[start of Data extract]
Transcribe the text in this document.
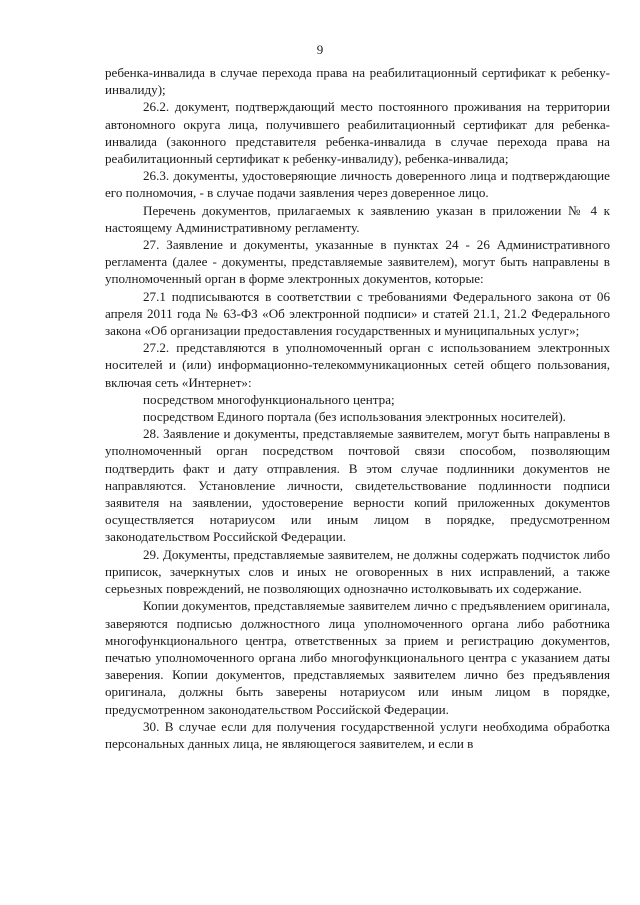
9

ребенка-инвалида в случае перехода права на реабилитационный сертификат к ребенку-инвалиду);

26.2. документ, подтверждающий место постоянного проживания на территории автономного округа лица, получившего реабилитационный сертификат для ребенка-инвалида (законного представителя ребенка-инвалида в случае перехода права на реабилитационный сертификат к ребенку-инвалиду), ребенка-инвалида;

26.3. документы, удостоверяющие личность доверенного лица и подтверждающие его полномочия, - в случае подачи заявления через доверенное лицо.

Перечень документов, прилагаемых к заявлению указан в приложении № 4 к настоящему Административному регламенту.

27. Заявление и документы, указанные в пунктах 24 - 26 Административного регламента (далее - документы, представляемые заявителем), могут быть направлены в уполномоченный орган в форме электронных документов, которые:

27.1 подписываются в соответствии с требованиями Федерального закона от 06 апреля 2011 года № 63-ФЗ «Об электронной подписи» и статей 21.1, 21.2 Федерального закона «Об организации предоставления государственных и муниципальных услуг»;

27.2. представляются в уполномоченный орган с использованием электронных носителей и (или) информационно-телекоммуникационных сетей общего пользования, включая сеть «Интернет»:

посредством многофункционального центра;

посредством Единого портала (без использования электронных носителей).

28. Заявление и документы, представляемые заявителем, могут быть направлены в уполномоченный орган посредством почтовой связи способом, позволяющим подтвердить факт и дату отправления. В этом случае подлинники документов не направляются. Установление личности, свидетельствование подлинности подписи заявителя на заявлении, удостоверение верности копий приложенных документов осуществляется нотариусом или иным лицом в порядке, предусмотренном законодательством Российской Федерации.

29. Документы, представляемые заявителем, не должны содержать подчисток либо приписок, зачеркнутых слов и иных не оговоренных в них исправлений, а также серьезных повреждений, не позволяющих однозначно истолковывать их содержание.

Копии документов, представляемые заявителем лично с предъявлением оригинала, заверяются подписью должностного лица уполномоченного органа либо работника многофункционального центра, ответственных за прием и регистрацию документов, печатью уполномоченного органа либо многофункционального центра с указанием даты заверения. Копии документов, представляемых заявителем лично без предъявления оригинала, должны быть заверены нотариусом или иным лицом в порядке, предусмотренном законодательством Российской Федерации.

30. В случае если для получения государственной услуги необходима обработка персональных данных лица, не являющегося заявителем, и если в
[end of Data extract]
Written instruction =>
Give the data above again in full and unchanged, skipping the pictures.

Output of the task =>
Transcribe the text in this document.
9

ребенка-инвалида в случае перехода права на реабилитационный сертификат к ребенку-инвалиду);

26.2. документ, подтверждающий место постоянного проживания на территории автономного округа лица, получившего реабилитационный сертификат для ребенка-инвалида (законного представителя ребенка-инвалида в случае перехода права на реабилитационный сертификат к ребенку-инвалиду), ребенка-инвалида;

26.3. документы, удостоверяющие личность доверенного лица и подтверждающие его полномочия, - в случае подачи заявления через доверенное лицо.

Перечень документов, прилагаемых к заявлению указан в приложении № 4 к настоящему Административному регламенту.

27. Заявление и документы, указанные в пунктах 24 - 26 Административного регламента (далее - документы, представляемые заявителем), могут быть направлены в уполномоченный орган в форме электронных документов, которые:

27.1 подписываются в соответствии с требованиями Федерального закона от 06 апреля 2011 года № 63-ФЗ «Об электронной подписи» и статей 21.1, 21.2 Федерального закона «Об организации предоставления государственных и муниципальных услуг»;

27.2. представляются в уполномоченный орган с использованием электронных носителей и (или) информационно-телекоммуникационных сетей общего пользования, включая сеть «Интернет»:

посредством многофункционального центра;

посредством Единого портала (без использования электронных носителей).

28. Заявление и документы, представляемые заявителем, могут быть направлены в уполномоченный орган посредством почтовой связи способом, позволяющим подтвердить факт и дату отправления. В этом случае подлинники документов не направляются. Установление личности, свидетельствование подлинности подписи заявителя на заявлении, удостоверение верности копий приложенных документов осуществляется нотариусом или иным лицом в порядке, предусмотренном законодательством Российской Федерации.

29. Документы, представляемые заявителем, не должны содержать подчисток либо приписок, зачеркнутых слов и иных не оговоренных в них исправлений, а также серьезных повреждений, не позволяющих однозначно истолковывать их содержание.

Копии документов, представляемые заявителем лично с предъявлением оригинала, заверяются подписью должностного лица уполномоченного органа либо работника многофункционального центра, ответственных за прием и регистрацию документов, печатью уполномоченного органа либо многофункционального центра с указанием даты заверения. Копии документов, представляемых заявителем лично без предъявления оригинала, должны быть заверены нотариусом или иным лицом в порядке, предусмотренном законодательством Российской Федерации.

30. В случае если для получения государственной услуги необходима обработка персональных данных лица, не являющегося заявителем, и если в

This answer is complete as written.